**Aim**
Copy the full set of lines exactly as given.
....
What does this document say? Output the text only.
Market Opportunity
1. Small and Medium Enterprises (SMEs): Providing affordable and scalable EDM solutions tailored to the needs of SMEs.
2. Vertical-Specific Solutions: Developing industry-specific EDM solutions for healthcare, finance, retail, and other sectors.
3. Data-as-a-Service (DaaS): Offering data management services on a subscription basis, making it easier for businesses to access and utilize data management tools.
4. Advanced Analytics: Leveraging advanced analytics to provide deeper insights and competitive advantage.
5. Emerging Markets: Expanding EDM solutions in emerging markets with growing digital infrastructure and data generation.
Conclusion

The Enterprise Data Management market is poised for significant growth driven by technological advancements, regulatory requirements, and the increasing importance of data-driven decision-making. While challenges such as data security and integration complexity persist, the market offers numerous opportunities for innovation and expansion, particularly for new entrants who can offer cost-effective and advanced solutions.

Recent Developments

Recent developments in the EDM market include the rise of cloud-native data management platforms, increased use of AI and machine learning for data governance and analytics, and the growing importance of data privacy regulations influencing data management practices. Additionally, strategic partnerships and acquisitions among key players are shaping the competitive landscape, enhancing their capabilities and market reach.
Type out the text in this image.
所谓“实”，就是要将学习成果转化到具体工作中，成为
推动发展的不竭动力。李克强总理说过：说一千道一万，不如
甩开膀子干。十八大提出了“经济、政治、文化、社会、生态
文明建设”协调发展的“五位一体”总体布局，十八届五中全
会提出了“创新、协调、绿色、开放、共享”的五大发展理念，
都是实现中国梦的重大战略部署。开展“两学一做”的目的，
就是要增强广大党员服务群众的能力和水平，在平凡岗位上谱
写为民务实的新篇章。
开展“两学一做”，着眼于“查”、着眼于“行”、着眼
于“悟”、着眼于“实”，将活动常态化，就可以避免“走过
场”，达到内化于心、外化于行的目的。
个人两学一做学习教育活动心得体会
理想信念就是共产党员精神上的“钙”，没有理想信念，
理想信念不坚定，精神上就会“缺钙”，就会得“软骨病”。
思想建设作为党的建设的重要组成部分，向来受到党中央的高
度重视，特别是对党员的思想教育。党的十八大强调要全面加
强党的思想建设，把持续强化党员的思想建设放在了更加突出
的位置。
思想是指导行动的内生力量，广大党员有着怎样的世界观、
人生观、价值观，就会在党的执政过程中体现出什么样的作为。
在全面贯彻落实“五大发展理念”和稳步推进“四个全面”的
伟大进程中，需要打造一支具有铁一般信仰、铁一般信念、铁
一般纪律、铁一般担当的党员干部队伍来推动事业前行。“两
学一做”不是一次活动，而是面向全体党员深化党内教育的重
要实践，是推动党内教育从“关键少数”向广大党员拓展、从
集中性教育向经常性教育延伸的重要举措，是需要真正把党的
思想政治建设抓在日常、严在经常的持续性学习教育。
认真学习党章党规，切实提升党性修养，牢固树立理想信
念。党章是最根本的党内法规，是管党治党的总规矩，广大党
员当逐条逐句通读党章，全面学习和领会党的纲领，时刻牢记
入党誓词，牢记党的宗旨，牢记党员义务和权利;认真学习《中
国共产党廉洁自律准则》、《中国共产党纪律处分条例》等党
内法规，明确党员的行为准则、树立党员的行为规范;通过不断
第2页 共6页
....
**Written solution**
What does this document say? Output the text only.
Market Opportunity
1. Small and Medium Enterprises (SMEs): Providing affordable and scalable EDM solutions tailored to the needs of SMEs.
2. Vertical-Specific Solutions: Developing industry-specific EDM solutions for healthcare, finance, retail, and other sectors.
3. Data-as-a-Service (DaaS): Offering data management services on a subscription basis, making it easier for businesses to access and utilize data management tools.
4. Advanced Analytics: Leveraging advanced analytics to provide deeper insights and competitive advantage.
5. Emerging Markets: Expanding EDM solutions in emerging markets with growing digital infrastructure and data generation.
Conclusion

The Enterprise Data Management market is poised for significant growth driven by technological advancements, regulatory requirements, and the increasing importance of data-driven decision-making. While challenges such as data security and integration complexity persist, the market offers numerous opportunities for innovation and expansion, particularly for new entrants who can offer cost-effective and advanced solutions.

Recent Developments

Recent developments in the EDM market include the rise of cloud-native data management platforms, increased use of AI and machine learning for data governance and analytics, and the growing importance of data privacy regulations influencing data management practices. Additionally, strategic partnerships and acquisitions among key players are shaping the competitive landscape, enhancing their capabilities and market reach.
Type out the text in this image.
所谓“实”，就是要将学习成果转化到具体工作中，成为
推动发展的不竭动力。李克强总理说过：说一千道一万，不如
甩开膀子干。十八大提出了“经济、政治、文化、社会、生态
文明建设”协调发展的“五位一体”总体布局，十八届五中全
会提出了“创新、协调、绿色、开放、共享”的五大发展理念，
都是实现中国梦的重大战略部署。开展“两学一做”的目的，
就是要增强广大党员服务群众的能力和水平，在平凡岗位上谱
写为民务实的新篇章。
开展“两学一做”，着眼于“查”、着眼于“行”、着眼
于“悟”、着眼于“实”，将活动常态化，就可以避免“走过
场”，达到内化于心、外化于行的目的。
个人两学一做学习教育活动心得体会
理想信念就是共产党员精神上的“钙”，没有理想信念，
理想信念不坚定，精神上就会“缺钙”，就会得“软骨病”。
思想建设作为党的建设的重要组成部分，向来受到党中央的高
度重视，特别是对党员的思想教育。党的十八大强调要全面加
强党的思想建设，把持续强化党员的思想建设放在了更加突出
的位置。
思想是指导行动的内生力量，广大党员有着怎样的世界观、
人生观、价值观，就会在党的执政过程中体现出什么样的作为。
在全面贯彻落实“五大发展理念”和稳步推进“四个全面”的
伟大进程中，需要打造一支具有铁一般信仰、铁一般信念、铁
一般纪律、铁一般担当的党员干部队伍来推动事业前行。“两
学一做”不是一次活动，而是面向全体党员深化党内教育的重
要实践，是推动党内教育从“关键少数”向广大党员拓展、从
集中性教育向经常性教育延伸的重要举措，是需要真正把党的
思想政治建设抓在日常、严在经常的持续性学习教育。
认真学习党章党规，切实提升党性修养，牢固树立理想信
念。党章是最根本的党内法规，是管党治党的总规矩，广大党
员当逐条逐句通读党章，全面学习和领会党的纲领，时刻牢记
入党誓词，牢记党的宗旨，牢记党员义务和权利;认真学习《中
国共产党廉洁自律准则》、《中国共产党纪律处分条例》等党
内法规，明确党员的行为准则、树立党员的行为规范;通过不断
第2页 共6页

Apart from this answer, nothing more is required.